___ Reading text ___
Violations are rejected at compile time.

Peripheral Register Reference

This is a complete reference of every memory-mapped I/O register exposed by stdgba. Registers are grouped by subsystem and listed by hardware address.

All registers are declared in <gba/peripherals> unless noted otherwise. DMA registers are in <gba/dma>, palette memory symbols are in <gba/color>, and VRAM/OAM symbols are in <gba/video>.

How to read this reference

Each entry shows:

  • stdgba name - the inline constexpr variable you use in code
  • Address - the memory-mapped hardware address
  • Access - R (read), W (write), or RW (read-write)
  • Type - the bitfield struct or integer type
  • tonclib name - the equivalent #define from tonclib/libtonc

Array registers are written as name[N] with their element stride.

LCD

AddressstdgbaAccessTypetonclib
0x4000000reg_dispcntRWdisplay_controlREG_DISPCNT
0x4000004reg_dispstatRWdisplay_statusREG_DISPSTAT
0x4000006reg_vcountRconst unsigned shortREG_VCOUNT

display_control

struct display_control {
    unsigned short video_mode : 3; // Video mode (0-5)
    bool cgb : 1;                  // CGB mode flag (read-only)
___ Provided records ___
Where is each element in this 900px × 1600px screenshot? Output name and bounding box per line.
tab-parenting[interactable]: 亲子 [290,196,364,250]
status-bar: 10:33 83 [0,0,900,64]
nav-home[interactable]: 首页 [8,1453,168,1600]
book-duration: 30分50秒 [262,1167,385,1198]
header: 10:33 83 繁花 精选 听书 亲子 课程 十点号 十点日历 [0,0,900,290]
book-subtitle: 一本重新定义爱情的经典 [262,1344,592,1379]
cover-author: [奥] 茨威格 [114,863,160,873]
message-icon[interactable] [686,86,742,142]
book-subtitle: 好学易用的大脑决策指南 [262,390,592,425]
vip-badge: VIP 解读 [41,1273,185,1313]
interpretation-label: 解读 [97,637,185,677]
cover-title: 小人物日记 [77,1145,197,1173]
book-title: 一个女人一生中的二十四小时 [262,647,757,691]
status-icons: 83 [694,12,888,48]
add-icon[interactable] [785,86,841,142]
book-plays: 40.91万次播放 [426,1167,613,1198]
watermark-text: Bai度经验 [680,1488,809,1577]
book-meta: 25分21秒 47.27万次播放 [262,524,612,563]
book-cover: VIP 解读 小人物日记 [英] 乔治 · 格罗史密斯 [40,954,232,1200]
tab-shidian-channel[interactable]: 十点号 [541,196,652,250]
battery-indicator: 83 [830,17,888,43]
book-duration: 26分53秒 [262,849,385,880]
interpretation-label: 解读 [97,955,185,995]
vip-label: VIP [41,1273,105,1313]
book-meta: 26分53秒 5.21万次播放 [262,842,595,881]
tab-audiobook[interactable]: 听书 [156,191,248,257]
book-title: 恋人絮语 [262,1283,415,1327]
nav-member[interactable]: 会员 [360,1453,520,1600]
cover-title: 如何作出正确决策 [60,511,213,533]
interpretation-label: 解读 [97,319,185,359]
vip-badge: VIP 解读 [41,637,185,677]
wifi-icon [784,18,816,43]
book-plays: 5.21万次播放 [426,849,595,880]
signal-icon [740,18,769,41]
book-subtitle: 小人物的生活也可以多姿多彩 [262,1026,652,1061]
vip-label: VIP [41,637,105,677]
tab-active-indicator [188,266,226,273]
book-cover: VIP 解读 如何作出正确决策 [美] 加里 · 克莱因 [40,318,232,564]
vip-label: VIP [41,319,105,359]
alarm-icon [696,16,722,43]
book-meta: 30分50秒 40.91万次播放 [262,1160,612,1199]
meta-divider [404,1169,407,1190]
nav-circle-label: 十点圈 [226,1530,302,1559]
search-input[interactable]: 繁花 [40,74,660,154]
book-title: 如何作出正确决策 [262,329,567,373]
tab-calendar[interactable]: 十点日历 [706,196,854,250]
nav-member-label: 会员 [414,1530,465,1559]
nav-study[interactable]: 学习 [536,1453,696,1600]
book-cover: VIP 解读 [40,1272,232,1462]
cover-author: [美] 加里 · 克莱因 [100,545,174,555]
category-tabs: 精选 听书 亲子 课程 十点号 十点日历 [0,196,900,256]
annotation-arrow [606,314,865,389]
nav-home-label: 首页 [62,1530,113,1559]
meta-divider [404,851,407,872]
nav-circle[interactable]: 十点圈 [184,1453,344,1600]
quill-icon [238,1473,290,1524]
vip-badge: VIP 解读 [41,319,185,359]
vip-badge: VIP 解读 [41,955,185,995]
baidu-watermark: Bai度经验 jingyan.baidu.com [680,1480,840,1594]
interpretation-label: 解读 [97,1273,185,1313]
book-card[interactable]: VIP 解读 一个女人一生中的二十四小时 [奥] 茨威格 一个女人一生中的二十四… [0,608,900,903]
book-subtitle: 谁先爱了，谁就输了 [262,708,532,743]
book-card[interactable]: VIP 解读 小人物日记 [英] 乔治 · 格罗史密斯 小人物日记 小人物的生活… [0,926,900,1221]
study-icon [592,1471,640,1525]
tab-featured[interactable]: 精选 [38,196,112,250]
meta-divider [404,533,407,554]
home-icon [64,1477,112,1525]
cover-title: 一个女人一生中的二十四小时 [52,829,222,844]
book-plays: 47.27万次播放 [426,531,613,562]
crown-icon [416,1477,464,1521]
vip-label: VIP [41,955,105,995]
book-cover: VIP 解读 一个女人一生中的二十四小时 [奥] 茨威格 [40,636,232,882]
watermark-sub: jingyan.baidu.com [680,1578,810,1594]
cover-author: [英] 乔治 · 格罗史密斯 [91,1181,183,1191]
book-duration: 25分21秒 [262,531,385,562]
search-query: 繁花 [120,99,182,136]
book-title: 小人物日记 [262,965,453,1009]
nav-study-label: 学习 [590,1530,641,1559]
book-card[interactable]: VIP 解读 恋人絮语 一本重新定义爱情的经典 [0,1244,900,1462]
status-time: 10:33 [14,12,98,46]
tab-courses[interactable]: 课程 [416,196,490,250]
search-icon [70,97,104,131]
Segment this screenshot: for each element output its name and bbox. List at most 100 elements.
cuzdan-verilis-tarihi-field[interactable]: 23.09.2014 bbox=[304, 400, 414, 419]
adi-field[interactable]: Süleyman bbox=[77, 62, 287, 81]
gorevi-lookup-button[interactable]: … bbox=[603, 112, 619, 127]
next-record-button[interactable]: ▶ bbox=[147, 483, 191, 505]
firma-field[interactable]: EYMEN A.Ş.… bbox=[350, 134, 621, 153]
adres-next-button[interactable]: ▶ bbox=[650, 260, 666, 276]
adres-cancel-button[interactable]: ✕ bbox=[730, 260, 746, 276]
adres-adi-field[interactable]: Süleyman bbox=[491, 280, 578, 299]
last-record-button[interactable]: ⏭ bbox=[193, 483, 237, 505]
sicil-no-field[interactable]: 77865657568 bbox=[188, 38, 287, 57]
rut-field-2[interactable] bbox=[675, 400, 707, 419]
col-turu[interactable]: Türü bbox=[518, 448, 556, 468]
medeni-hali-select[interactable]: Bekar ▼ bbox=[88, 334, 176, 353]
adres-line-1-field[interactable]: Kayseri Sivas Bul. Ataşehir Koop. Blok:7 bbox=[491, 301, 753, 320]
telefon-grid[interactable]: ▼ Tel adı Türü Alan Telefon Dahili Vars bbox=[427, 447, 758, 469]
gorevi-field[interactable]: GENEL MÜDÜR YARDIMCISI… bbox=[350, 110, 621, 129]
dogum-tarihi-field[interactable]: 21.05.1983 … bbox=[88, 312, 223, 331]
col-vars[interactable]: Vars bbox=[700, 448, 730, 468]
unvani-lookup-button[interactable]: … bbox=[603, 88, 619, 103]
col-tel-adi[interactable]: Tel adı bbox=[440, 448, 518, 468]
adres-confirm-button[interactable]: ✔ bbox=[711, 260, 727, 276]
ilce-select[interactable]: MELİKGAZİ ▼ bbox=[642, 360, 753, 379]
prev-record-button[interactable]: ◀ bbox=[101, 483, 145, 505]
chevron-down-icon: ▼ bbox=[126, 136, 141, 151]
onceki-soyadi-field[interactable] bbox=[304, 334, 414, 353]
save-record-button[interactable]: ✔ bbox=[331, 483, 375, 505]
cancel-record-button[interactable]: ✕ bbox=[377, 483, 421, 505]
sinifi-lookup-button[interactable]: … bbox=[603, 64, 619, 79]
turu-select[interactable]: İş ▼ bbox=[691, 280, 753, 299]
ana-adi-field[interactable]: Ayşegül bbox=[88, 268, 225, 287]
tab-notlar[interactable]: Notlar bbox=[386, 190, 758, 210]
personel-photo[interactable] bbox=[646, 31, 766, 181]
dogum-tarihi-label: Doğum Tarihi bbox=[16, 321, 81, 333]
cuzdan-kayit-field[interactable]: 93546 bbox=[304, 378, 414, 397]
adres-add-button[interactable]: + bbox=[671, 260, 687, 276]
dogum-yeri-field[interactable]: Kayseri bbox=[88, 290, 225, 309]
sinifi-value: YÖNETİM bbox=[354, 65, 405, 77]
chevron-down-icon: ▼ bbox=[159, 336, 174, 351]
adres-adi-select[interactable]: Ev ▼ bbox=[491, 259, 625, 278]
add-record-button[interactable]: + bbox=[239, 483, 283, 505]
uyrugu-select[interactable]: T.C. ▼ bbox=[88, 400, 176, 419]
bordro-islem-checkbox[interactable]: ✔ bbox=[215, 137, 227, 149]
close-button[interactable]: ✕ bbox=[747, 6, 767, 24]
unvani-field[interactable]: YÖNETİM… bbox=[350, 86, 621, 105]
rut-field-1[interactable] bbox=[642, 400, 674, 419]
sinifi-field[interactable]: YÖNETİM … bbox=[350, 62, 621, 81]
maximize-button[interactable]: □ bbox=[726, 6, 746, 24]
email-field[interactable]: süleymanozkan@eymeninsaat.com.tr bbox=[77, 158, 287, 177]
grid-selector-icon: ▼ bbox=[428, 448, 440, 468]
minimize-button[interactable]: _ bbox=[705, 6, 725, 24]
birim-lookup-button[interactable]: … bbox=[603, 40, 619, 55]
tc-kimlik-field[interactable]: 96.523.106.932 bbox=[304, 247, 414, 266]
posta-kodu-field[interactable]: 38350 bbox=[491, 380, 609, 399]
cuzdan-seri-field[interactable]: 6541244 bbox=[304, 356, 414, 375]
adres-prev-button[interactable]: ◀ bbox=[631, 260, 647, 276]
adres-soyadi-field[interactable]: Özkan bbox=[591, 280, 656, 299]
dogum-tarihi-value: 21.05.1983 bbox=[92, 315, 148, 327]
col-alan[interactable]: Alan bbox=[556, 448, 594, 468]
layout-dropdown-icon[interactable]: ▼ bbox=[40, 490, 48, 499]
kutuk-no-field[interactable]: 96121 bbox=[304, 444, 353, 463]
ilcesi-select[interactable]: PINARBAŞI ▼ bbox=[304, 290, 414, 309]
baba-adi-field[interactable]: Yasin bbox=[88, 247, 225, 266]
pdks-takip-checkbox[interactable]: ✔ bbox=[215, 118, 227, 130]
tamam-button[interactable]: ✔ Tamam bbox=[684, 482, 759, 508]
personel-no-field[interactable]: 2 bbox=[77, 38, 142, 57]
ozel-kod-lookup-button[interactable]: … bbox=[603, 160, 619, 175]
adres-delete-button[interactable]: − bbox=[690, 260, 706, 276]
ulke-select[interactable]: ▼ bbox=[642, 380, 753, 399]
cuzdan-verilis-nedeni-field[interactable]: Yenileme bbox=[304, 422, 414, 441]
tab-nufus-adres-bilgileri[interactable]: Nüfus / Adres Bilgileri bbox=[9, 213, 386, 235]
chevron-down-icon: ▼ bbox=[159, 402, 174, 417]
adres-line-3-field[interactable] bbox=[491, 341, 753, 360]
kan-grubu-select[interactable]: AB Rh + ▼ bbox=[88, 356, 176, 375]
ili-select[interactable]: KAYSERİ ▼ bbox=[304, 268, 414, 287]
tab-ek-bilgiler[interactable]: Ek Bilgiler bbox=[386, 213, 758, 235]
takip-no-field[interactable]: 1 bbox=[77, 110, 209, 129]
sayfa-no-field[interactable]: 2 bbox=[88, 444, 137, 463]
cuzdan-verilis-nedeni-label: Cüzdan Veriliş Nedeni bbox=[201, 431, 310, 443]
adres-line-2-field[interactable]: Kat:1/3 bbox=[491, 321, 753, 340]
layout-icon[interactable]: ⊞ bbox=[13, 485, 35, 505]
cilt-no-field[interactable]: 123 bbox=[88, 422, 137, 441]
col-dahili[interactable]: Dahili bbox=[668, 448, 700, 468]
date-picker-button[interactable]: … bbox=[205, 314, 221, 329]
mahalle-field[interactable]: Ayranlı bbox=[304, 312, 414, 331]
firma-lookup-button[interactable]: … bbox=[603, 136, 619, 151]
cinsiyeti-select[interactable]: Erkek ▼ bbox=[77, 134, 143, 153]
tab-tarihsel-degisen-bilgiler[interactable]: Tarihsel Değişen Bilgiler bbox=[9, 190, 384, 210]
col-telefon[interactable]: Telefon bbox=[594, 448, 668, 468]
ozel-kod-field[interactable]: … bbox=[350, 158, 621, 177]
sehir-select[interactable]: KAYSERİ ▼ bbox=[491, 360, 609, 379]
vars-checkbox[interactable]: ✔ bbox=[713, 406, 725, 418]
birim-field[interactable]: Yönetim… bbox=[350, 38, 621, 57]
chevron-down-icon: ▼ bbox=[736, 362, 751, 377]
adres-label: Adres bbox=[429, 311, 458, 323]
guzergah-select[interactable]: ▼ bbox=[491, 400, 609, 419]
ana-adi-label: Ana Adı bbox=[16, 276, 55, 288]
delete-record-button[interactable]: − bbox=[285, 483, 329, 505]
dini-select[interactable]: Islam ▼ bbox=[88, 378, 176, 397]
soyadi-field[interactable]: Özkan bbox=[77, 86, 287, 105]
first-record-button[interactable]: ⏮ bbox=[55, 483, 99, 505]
___
_What to do:_
• 1. Output the listing's lines exactly as they appear, from its first line up to and including the line containing "header: 10:33 83".
• 2. Go on with the peripheral register reference from where it stops.
The listing is unrelated to the register reference.

_Outputs in order:_
• 1.
Where is each element in this 900px × 1600px screenshot? Output name and bounding box per line.
tab-parenting[interactable]: 亲子 [290,196,364,250]
status-bar: 10:33 83 [0,0,900,64]
nav-home[interactable]: 首页 [8,1453,168,1600]
book-duration: 30分50秒 [262,1167,385,1198]
header: 10:33 83 繁花 精选 听书 亲子 课程 十点号 十点日历 [0,0,900,290]

• 2.
    unsigned short page : 1;       // Page select for mode 4/5
    bool hblank_oam_free : 1;      // Allow OAM access during HBlank
    bool linear_obj_tilemap : 1;   // OBJ VRAM 1D mapping
    bool disable : 1;              // Force blank
    bool enable_bg0 : 1;
    bool enable_bg1 : 1;
    bool enable_bg2 : 1;
    bool enable_bg3 : 1;
    bool enable_obj : 1;
    bool enable_win0 : 1;
    bool enable_win1 : 1;
    bool enable_obj_win : 1;
};
gba::reg_dispcnt = { .video_mode = 3, .enable_bg2 = true };

display_status

struct display_status {
    const bool currently_vblank : 1;
    const bool currently_hblank : 1;
    const bool currently_vcount : 1;
    bool enable_irq_vblank : 1;
    bool enable_irq_hblank : 1;
    bool enable_irq_vcount : 1;
    short : 2;
    unsigned short vcount_setting : 8; // VCount trigger value
};
gba::reg_dispstat = { .enable_irq_vblank = true };

Backgrounds

AddressstdgbaAccessTypetonclib
0x4000008reg_bgcnt[4]RWbackground_control[4]REG_BG0CNT..REG_BG3CNT
0x4000010reg_bgofs[4][2]Wvolatile short[4][2]REG_BG0HOFS etc.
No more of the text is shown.